### EXTRACTED INFORMATION
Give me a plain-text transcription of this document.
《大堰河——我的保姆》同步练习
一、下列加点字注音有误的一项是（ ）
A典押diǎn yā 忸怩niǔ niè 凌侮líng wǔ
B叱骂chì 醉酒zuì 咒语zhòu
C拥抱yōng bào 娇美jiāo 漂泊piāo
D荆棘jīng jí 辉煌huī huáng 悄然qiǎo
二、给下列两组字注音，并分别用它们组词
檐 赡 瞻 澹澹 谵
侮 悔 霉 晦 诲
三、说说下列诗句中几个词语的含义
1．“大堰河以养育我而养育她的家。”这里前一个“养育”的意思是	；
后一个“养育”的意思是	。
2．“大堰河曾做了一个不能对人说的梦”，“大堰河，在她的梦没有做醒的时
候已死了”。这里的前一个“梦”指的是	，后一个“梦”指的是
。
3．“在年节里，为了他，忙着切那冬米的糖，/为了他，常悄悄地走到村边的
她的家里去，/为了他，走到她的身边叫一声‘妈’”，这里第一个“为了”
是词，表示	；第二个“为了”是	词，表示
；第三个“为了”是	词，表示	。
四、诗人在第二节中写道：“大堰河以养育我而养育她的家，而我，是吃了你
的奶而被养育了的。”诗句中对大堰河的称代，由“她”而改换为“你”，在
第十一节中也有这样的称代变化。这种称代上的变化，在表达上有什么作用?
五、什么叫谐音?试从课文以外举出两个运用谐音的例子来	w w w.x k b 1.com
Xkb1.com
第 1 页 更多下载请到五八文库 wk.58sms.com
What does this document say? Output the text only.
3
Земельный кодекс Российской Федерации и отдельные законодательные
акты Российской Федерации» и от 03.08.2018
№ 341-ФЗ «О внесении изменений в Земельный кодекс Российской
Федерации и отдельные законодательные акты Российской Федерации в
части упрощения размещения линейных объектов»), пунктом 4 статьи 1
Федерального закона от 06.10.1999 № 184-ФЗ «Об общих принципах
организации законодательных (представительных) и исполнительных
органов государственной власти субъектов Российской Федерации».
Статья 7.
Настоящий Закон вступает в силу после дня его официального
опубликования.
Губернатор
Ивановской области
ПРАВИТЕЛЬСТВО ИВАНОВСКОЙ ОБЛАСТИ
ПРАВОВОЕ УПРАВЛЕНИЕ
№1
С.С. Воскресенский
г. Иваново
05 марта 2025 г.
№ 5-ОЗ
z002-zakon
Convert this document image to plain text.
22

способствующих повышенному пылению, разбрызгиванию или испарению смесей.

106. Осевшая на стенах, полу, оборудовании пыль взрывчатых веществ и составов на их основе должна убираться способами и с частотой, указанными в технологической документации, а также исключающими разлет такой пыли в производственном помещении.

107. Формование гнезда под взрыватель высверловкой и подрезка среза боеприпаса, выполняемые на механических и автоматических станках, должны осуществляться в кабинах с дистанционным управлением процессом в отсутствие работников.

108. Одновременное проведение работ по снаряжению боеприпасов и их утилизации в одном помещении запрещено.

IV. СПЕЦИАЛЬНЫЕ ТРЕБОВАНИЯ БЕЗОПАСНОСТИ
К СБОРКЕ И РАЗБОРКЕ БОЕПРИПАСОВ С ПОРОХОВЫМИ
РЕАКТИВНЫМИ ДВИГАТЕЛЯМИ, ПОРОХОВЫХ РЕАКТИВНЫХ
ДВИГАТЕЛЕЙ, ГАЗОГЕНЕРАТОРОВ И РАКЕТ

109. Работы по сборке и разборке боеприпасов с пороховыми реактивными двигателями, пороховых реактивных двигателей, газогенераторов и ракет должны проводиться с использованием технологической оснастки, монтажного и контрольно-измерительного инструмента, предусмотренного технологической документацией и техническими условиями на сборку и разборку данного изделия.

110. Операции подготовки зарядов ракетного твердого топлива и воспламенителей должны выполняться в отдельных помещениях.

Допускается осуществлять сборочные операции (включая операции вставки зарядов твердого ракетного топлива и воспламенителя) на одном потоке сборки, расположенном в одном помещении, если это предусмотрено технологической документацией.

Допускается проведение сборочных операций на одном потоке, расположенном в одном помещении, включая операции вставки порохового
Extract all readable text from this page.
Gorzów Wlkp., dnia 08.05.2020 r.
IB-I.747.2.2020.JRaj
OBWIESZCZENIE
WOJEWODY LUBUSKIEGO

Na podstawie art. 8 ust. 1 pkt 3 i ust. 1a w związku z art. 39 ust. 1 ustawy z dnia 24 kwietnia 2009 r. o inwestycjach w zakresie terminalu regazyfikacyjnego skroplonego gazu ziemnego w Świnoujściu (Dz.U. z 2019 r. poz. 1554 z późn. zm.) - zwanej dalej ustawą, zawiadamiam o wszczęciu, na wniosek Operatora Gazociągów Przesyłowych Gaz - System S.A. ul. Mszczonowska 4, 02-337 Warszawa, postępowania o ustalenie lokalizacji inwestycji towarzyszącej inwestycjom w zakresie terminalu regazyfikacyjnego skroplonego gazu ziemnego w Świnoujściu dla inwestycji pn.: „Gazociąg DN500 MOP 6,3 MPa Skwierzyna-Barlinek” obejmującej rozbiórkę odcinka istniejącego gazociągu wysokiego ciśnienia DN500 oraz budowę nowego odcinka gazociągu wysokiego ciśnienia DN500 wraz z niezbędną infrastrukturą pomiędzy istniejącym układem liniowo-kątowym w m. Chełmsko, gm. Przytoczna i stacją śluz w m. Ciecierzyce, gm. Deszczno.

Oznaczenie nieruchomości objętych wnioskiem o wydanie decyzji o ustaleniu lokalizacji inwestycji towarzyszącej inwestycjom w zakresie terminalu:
######
#### WHAT YOU WILL DO:
Repeat exactly, and only, the lines from the line containing "Extract all readable text from this page." through the last line of the records above, both included.

#### OUTPUT:
Extract all readable text from this page.
Gorzów Wlkp., dnia 08.05.2020 r.
IB-I.747.2.2020.JRaj
OBWIESZCZENIE
WOJEWODY LUBUSKIEGO

Na podstawie art. 8 ust. 1 pkt 3 i ust. 1a w związku z art. 39 ust. 1 ustawy z dnia 24 kwietnia 2009 r. o inwestycjach w zakresie terminalu regazyfikacyjnego skroplonego gazu ziemnego w Świnoujściu (Dz.U. z 2019 r. poz. 1554 z późn. zm.) - zwanej dalej ustawą, zawiadamiam o wszczęciu, na wniosek Operatora Gazociągów Przesyłowych Gaz - System S.A. ul. Mszczonowska 4, 02-337 Warszawa, postępowania o ustalenie lokalizacji inwestycji towarzyszącej inwestycjom w zakresie terminalu regazyfikacyjnego skroplonego gazu ziemnego w Świnoujściu dla inwestycji pn.: „Gazociąg DN500 MOP 6,3 MPa Skwierzyna-Barlinek” obejmującej rozbiórkę odcinka istniejącego gazociągu wysokiego ciśnienia DN500 oraz budowę nowego odcinka gazociągu wysokiego ciśnienia DN500 wraz z niezbędną infrastrukturą pomiędzy istniejącym układem liniowo-kątowym w m. Chełmsko, gm. Przytoczna i stacją śluz w m. Ciecierzyce, gm. Deszczno.

Oznaczenie nieruchomości objętych wnioskiem o wydanie decyzji o ustaleniu lokalizacji inwestycji towarzyszącej inwestycjom w zakresie terminalu:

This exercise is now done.